→ **WHAT IS BEING ASKED**
Take each line that has the word "timestamp" and return it.

[Raw records]
══════

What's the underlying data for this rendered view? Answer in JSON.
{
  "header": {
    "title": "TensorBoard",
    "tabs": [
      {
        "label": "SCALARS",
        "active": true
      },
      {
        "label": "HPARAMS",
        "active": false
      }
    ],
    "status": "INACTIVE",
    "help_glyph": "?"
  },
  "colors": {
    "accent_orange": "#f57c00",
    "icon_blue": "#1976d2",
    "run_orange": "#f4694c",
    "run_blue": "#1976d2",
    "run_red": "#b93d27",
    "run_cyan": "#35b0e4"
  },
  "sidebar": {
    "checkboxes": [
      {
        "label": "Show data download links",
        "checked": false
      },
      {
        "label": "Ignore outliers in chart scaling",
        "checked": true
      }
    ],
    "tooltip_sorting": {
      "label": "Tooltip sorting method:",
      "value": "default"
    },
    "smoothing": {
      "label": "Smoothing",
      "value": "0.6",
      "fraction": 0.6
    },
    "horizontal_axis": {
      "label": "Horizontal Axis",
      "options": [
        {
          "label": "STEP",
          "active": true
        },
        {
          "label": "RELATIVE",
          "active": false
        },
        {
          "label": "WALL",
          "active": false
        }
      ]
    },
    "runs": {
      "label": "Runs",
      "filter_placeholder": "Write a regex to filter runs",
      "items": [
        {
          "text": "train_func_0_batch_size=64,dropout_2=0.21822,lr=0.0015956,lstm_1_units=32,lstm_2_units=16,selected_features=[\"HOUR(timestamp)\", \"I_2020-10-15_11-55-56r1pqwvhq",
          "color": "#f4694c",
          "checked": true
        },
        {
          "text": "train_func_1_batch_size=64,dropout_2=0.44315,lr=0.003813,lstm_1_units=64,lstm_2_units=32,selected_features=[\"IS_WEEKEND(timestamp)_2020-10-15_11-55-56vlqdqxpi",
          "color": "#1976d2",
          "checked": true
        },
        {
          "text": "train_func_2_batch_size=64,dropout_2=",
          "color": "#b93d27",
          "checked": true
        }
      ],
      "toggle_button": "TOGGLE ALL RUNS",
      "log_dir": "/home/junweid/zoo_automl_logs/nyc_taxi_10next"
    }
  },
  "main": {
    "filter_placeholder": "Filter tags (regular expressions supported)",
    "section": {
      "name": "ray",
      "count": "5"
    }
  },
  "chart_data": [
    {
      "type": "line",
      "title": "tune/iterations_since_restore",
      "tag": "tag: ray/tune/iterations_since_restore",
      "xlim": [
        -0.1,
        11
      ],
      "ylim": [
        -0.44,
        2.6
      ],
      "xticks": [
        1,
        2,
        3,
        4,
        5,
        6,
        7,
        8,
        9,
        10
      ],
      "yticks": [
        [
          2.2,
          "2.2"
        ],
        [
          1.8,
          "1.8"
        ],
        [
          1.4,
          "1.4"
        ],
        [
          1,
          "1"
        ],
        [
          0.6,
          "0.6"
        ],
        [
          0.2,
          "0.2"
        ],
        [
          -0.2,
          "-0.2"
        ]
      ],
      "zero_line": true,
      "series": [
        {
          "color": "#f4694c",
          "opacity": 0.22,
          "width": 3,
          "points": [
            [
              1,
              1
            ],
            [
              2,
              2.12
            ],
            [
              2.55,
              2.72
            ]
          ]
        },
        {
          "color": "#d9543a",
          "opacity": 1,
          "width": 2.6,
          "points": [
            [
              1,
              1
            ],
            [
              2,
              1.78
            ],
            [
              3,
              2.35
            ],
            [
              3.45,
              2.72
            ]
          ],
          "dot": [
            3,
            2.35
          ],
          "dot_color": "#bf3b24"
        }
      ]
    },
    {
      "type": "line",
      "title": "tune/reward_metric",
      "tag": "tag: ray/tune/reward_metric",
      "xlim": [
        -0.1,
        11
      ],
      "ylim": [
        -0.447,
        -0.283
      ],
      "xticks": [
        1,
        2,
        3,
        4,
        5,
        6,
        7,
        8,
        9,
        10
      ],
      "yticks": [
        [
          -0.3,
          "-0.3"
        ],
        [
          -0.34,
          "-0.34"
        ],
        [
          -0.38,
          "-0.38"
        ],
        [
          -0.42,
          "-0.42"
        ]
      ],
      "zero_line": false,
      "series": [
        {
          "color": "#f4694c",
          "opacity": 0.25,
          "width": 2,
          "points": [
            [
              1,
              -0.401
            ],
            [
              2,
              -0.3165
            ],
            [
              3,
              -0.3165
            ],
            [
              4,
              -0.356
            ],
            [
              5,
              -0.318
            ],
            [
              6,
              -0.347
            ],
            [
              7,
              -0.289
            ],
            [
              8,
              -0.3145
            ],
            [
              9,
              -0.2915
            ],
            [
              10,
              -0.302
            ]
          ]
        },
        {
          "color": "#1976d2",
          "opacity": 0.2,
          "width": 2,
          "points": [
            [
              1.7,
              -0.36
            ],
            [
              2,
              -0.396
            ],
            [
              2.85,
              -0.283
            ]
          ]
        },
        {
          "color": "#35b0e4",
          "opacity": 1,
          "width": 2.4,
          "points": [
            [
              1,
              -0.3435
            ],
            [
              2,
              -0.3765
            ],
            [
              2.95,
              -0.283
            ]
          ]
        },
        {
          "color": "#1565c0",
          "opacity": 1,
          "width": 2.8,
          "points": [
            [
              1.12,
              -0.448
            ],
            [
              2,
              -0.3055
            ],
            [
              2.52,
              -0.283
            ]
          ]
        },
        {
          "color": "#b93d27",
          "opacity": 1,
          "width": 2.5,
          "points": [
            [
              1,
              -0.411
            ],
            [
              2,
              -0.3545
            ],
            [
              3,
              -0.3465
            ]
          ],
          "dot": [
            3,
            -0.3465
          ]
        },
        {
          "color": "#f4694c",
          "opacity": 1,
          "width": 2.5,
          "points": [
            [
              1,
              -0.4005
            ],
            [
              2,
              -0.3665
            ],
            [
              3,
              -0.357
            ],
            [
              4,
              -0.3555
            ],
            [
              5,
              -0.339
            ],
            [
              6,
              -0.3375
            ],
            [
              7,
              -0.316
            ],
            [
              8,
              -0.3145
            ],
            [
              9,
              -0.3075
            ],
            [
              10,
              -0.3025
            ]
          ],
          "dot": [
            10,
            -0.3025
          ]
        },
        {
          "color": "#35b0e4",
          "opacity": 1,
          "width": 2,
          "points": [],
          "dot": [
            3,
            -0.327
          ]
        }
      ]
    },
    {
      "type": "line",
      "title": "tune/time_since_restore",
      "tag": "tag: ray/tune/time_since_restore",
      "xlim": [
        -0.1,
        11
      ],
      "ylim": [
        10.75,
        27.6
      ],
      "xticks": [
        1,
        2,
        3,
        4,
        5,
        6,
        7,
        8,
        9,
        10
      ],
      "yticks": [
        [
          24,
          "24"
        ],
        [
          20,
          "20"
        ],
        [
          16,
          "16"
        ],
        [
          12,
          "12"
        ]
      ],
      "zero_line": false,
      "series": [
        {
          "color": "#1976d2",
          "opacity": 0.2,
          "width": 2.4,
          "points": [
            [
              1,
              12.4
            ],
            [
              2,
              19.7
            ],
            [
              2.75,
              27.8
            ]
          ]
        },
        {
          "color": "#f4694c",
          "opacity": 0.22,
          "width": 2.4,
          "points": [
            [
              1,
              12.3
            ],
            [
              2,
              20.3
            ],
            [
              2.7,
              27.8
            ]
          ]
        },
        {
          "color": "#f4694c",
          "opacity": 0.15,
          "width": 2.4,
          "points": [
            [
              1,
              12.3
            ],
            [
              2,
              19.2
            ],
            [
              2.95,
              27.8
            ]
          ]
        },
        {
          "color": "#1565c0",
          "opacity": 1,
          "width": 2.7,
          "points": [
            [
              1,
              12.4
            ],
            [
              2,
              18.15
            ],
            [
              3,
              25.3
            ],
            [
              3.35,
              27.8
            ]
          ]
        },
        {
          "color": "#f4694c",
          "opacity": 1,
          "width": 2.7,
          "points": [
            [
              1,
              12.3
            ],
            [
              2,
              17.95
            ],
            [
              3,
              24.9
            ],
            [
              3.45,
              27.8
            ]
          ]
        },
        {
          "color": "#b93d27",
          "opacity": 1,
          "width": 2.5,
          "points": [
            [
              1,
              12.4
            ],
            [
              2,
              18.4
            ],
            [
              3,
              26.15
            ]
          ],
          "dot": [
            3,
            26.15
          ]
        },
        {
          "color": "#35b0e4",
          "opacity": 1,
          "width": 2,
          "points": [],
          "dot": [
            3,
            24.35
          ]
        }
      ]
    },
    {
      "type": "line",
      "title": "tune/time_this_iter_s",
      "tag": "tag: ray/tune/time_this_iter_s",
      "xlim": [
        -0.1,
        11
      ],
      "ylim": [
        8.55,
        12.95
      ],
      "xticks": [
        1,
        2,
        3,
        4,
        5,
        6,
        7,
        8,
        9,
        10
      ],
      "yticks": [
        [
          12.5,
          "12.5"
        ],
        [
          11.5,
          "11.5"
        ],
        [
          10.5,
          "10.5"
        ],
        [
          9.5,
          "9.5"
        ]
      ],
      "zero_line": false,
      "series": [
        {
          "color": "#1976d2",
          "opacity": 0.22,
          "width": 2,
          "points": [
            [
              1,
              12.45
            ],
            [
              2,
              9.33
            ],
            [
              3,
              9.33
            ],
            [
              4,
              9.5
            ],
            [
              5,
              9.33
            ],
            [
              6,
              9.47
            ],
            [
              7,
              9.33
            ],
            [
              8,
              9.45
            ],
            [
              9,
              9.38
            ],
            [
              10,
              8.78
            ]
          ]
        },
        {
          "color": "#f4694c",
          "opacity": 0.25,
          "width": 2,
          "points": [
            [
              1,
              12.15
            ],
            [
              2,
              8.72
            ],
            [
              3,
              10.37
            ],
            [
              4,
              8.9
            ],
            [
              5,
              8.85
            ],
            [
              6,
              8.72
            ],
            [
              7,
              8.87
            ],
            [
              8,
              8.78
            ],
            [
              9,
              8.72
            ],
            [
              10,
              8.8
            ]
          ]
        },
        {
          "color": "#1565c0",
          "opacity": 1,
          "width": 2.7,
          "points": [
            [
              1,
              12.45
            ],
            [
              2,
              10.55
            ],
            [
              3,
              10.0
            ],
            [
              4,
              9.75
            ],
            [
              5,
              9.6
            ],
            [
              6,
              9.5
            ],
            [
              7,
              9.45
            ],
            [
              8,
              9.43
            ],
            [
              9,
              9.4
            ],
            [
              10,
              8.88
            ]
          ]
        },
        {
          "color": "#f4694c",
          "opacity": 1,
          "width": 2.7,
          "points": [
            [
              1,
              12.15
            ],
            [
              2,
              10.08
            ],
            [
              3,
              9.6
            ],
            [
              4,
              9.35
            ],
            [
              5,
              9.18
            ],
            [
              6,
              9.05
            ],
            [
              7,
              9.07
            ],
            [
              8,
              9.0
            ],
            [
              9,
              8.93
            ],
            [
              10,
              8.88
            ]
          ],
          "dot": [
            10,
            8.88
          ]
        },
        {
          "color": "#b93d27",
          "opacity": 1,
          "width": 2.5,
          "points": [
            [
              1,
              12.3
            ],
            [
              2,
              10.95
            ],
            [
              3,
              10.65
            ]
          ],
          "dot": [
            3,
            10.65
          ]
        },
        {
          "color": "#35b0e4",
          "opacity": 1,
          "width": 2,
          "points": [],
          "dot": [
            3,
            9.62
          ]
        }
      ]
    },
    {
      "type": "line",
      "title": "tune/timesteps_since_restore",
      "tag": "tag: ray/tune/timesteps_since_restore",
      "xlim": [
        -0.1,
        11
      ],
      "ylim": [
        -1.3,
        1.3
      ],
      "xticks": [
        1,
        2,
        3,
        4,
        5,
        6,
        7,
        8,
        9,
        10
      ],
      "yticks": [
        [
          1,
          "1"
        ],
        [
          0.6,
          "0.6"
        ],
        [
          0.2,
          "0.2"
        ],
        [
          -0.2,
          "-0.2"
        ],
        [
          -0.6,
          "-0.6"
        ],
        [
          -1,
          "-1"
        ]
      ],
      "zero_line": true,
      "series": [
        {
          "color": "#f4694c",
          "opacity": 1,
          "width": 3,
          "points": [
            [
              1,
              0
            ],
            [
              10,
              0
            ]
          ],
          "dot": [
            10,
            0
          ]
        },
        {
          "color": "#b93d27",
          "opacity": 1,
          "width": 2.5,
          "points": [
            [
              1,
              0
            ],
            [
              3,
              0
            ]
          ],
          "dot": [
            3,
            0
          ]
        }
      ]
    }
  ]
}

══════

→ **TASK ANSWER**
          "text": "train_func_0_batch_size=64,dropout_2=0.21822,lr=0.0015956,lstm_1_units=32,lstm_2_units=16,selected_features=[\"HOUR(timestamp)\", \"I_2020-10-15_11-55-56r1pqwvhq",
          "text": "train_func_1_batch_size=64,dropout_2=0.44315,lr=0.003813,lstm_1_units=64,lstm_2_units=32,selected_features=[\"IS_WEEKEND(timestamp)_2020-10-15_11-55-56vlqdqxpi",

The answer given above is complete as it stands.